(begin)
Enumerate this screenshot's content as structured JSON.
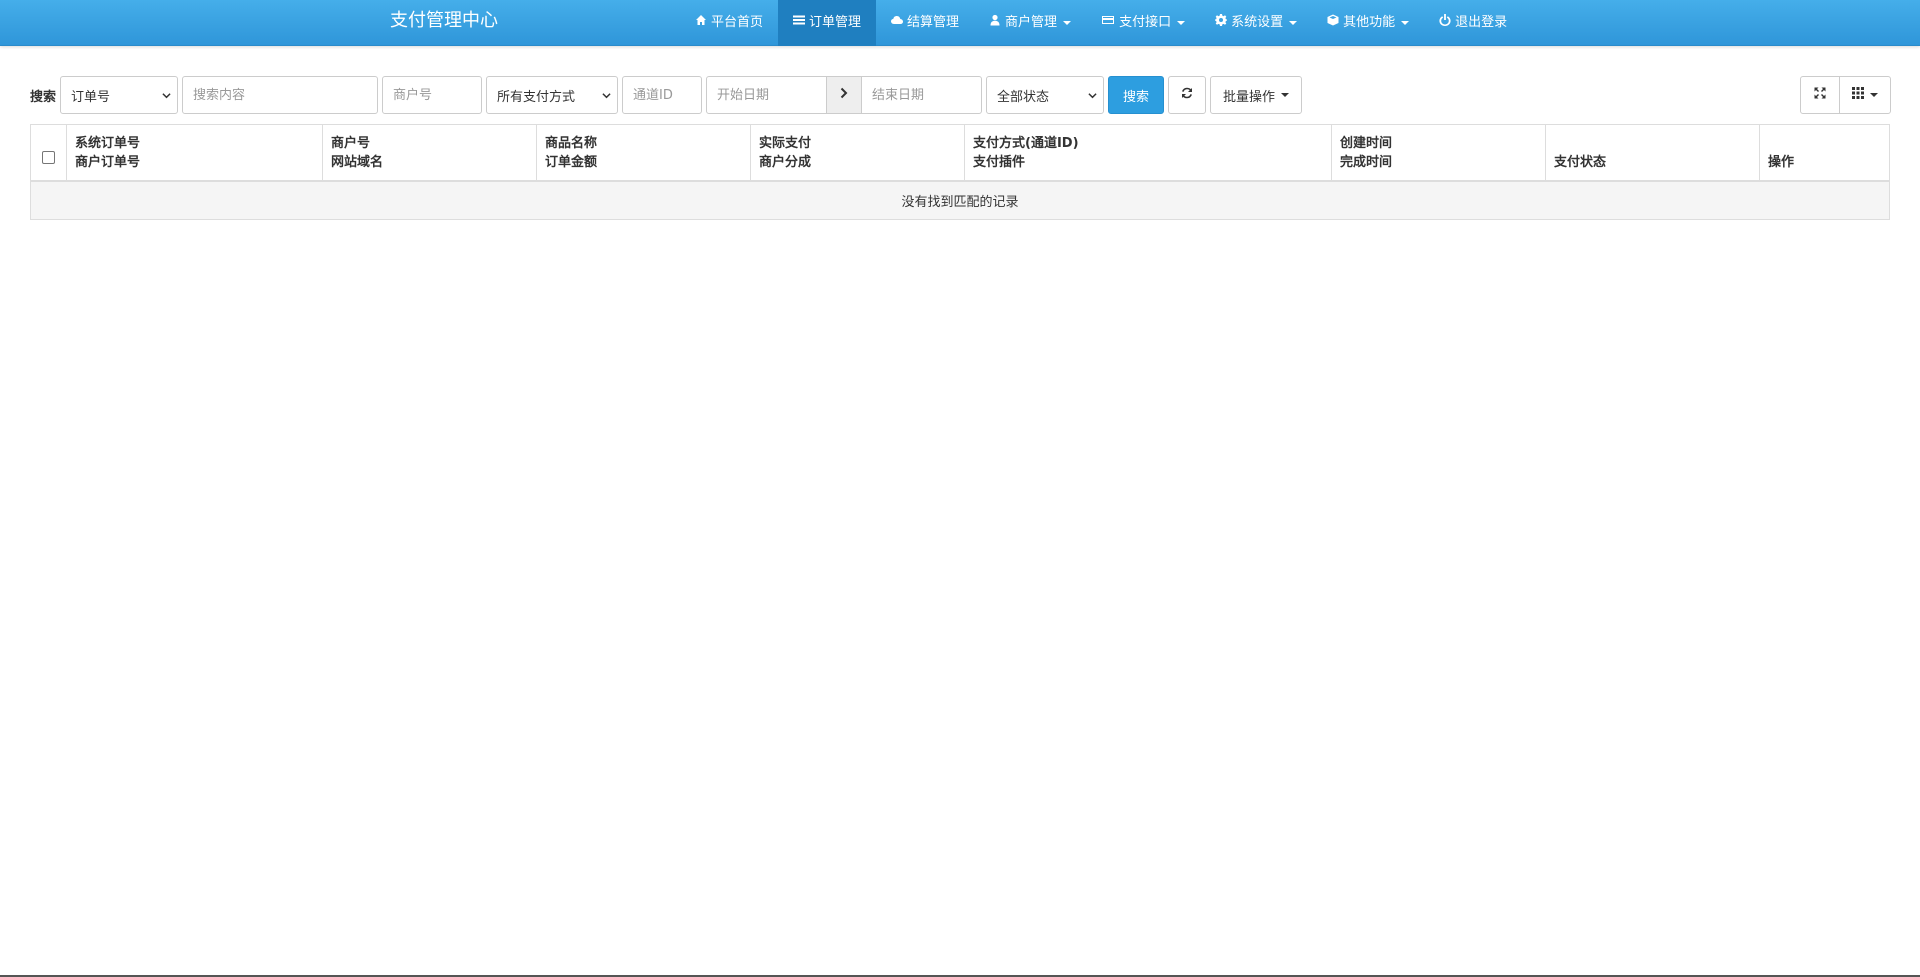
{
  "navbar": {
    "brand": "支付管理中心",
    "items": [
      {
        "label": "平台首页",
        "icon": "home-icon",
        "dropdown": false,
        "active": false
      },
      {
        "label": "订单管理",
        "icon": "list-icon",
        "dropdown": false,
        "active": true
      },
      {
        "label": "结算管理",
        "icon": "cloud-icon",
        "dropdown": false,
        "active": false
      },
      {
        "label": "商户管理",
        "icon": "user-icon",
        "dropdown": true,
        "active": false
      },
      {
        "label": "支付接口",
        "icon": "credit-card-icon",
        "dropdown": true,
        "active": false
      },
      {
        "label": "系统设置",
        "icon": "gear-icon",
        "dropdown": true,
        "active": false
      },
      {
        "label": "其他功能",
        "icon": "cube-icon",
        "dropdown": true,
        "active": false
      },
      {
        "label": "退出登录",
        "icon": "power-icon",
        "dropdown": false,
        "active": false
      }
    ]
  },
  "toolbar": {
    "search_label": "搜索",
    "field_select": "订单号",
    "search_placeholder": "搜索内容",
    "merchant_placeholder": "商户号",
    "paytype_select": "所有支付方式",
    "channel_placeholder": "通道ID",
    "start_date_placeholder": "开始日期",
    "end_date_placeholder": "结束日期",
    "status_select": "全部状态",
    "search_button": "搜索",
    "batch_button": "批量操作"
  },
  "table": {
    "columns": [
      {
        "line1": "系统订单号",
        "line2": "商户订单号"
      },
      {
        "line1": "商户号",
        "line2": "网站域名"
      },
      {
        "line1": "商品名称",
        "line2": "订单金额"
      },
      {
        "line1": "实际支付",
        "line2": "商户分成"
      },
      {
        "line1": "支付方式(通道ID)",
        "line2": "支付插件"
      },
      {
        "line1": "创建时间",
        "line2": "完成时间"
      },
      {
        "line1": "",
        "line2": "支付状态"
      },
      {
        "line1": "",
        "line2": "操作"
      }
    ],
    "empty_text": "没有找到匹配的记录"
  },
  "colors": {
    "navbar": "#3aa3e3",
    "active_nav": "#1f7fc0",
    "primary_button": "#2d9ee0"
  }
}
(end)
Task goal: All of the entries need to be transcribed word for word; pictures are left out.

The result:
Enumerate this screenshot's content as structured JSON.
{
  "navbar": {
    "brand": "支付管理中心",
    "items": [
      {
        "label": "平台首页",
        "icon": "home-icon",
        "dropdown": false,
        "active": false
      },
      {
        "label": "订单管理",
        "icon": "list-icon",
        "dropdown": false,
        "active": true
      },
      {
        "label": "结算管理",
        "icon": "cloud-icon",
        "dropdown": false,
        "active": false
      },
      {
        "label": "商户管理",
        "icon": "user-icon",
        "dropdown": true,
        "active": false
      },
      {
        "label": "支付接口",
        "icon": "credit-card-icon",
        "dropdown": true,
        "active": false
      },
      {
        "label": "系统设置",
        "icon": "gear-icon",
        "dropdown": true,
        "active": false
      },
      {
        "label": "其他功能",
        "icon": "cube-icon",
        "dropdown": true,
        "active": false
      },
      {
        "label": "退出登录",
        "icon": "power-icon",
        "dropdown": false,
        "active": false
      }
    ]
  },
  "toolbar": {
    "search_label": "搜索",
    "field_select": "订单号",
    "search_placeholder": "搜索内容",
    "merchant_placeholder": "商户号",
    "paytype_select": "所有支付方式",
    "channel_placeholder": "通道ID",
    "start_date_placeholder": "开始日期",
    "end_date_placeholder": "结束日期",
    "status_select": "全部状态",
    "search_button": "搜索",
    "batch_button": "批量操作"
  },
  "table": {
    "columns": [
      {
        "line1": "系统订单号",
        "line2": "商户订单号"
      },
      {
        "line1": "商户号",
        "line2": "网站域名"
      },
      {
        "line1": "商品名称",
        "line2": "订单金额"
      },
      {
        "line1": "实际支付",
        "line2": "商户分成"
      },
      {
        "line1": "支付方式(通道ID)",
        "line2": "支付插件"
      },
      {
        "line1": "创建时间",
        "line2": "完成时间"
      },
      {
        "line1": "",
        "line2": "支付状态"
      },
      {
        "line1": "",
        "line2": "操作"
      }
    ],
    "empty_text": "没有找到匹配的记录"
  },
  "colors": {
    "navbar": "#3aa3e3",
    "active_nav": "#1f7fc0",
    "primary_button": "#2d9ee0"
  }
}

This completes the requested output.